··· Material proporcionado
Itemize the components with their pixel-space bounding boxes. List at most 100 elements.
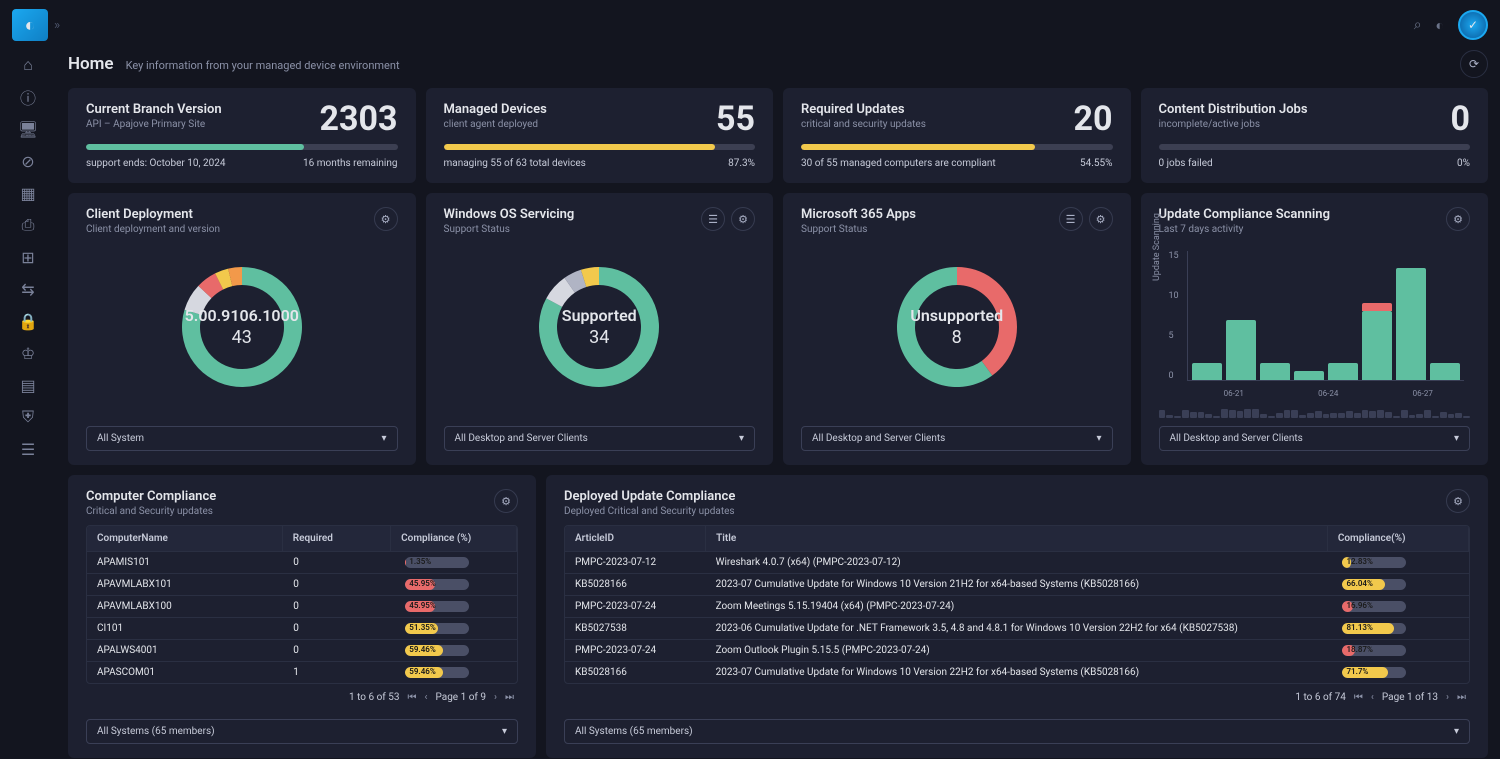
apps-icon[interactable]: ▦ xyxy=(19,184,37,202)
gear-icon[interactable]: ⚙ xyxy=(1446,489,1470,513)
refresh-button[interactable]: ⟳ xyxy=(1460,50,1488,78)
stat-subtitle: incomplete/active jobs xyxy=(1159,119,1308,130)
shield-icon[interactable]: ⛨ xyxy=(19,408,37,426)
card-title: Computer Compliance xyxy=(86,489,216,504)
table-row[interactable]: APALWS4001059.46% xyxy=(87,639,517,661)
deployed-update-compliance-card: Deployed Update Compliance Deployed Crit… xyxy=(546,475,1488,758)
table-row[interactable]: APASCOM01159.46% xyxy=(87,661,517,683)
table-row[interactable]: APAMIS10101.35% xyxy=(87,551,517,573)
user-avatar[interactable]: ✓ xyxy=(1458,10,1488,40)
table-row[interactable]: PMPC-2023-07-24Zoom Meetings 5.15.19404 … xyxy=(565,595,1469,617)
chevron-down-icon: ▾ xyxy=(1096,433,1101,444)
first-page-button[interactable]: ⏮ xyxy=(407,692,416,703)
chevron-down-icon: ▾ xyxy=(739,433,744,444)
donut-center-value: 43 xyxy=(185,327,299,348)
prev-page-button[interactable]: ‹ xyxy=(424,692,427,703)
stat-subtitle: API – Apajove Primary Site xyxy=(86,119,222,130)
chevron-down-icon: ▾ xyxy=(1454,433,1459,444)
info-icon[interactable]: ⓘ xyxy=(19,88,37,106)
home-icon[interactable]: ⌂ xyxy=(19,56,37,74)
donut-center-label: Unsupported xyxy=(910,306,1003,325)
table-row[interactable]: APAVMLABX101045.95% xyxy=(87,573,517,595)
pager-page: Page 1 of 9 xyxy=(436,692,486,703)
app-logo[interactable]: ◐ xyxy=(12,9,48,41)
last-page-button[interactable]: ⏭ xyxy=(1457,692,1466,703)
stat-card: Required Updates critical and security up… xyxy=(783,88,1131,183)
······
> Problema a resolver
Reproduce tal cual todas las líneas de los registros de arriba, pero omite la imagen.

> Resultado
Itemize the components with their pixel-space bounding boxes. List at most 100 elements.
apps-icon[interactable]: ▦ xyxy=(19,184,37,202)
gear-icon[interactable]: ⚙ xyxy=(1446,489,1470,513)
refresh-button[interactable]: ⟳ xyxy=(1460,50,1488,78)
stat-subtitle: incomplete/active jobs xyxy=(1159,119,1308,130)
shield-icon[interactable]: ⛨ xyxy=(19,408,37,426)
card-title: Computer Compliance xyxy=(86,489,216,504)
table-row[interactable]: APALWS4001059.46% xyxy=(87,639,517,661)
deployed-update-compliance-card: Deployed Update Compliance Deployed Crit… xyxy=(546,475,1488,758)
table-row[interactable]: APASCOM01159.46% xyxy=(87,661,517,683)
table-row[interactable]: APAMIS10101.35% xyxy=(87,551,517,573)
user-avatar[interactable]: ✓ xyxy=(1458,10,1488,40)
table-row[interactable]: PMPC-2023-07-24Zoom Meetings 5.15.19404 … xyxy=(565,595,1469,617)
chevron-down-icon: ▾ xyxy=(1096,433,1101,444)
first-page-button[interactable]: ⏮ xyxy=(407,692,416,703)
chevron-down-icon: ▾ xyxy=(739,433,744,444)
donut-center-value: 43 xyxy=(185,327,299,348)
prev-page-button[interactable]: ‹ xyxy=(424,692,427,703)
stat-subtitle: API – Apajove Primary Site xyxy=(86,119,222,130)
chevron-down-icon: ▾ xyxy=(1454,433,1459,444)
info-icon[interactable]: ⓘ xyxy=(19,88,37,106)
home-icon[interactable]: ⌂ xyxy=(19,56,37,74)
donut-center-label: Unsupported xyxy=(910,306,1003,325)
table-row[interactable]: APAVMLABX101045.95% xyxy=(87,573,517,595)
pager-page: Page 1 of 9 xyxy=(436,692,486,703)
app-logo[interactable]: ◐ xyxy=(12,9,48,41)
last-page-button[interactable]: ⏭ xyxy=(1457,692,1466,703)
stat-card: Required Updates critical and security up… xyxy=(783,88,1131,183)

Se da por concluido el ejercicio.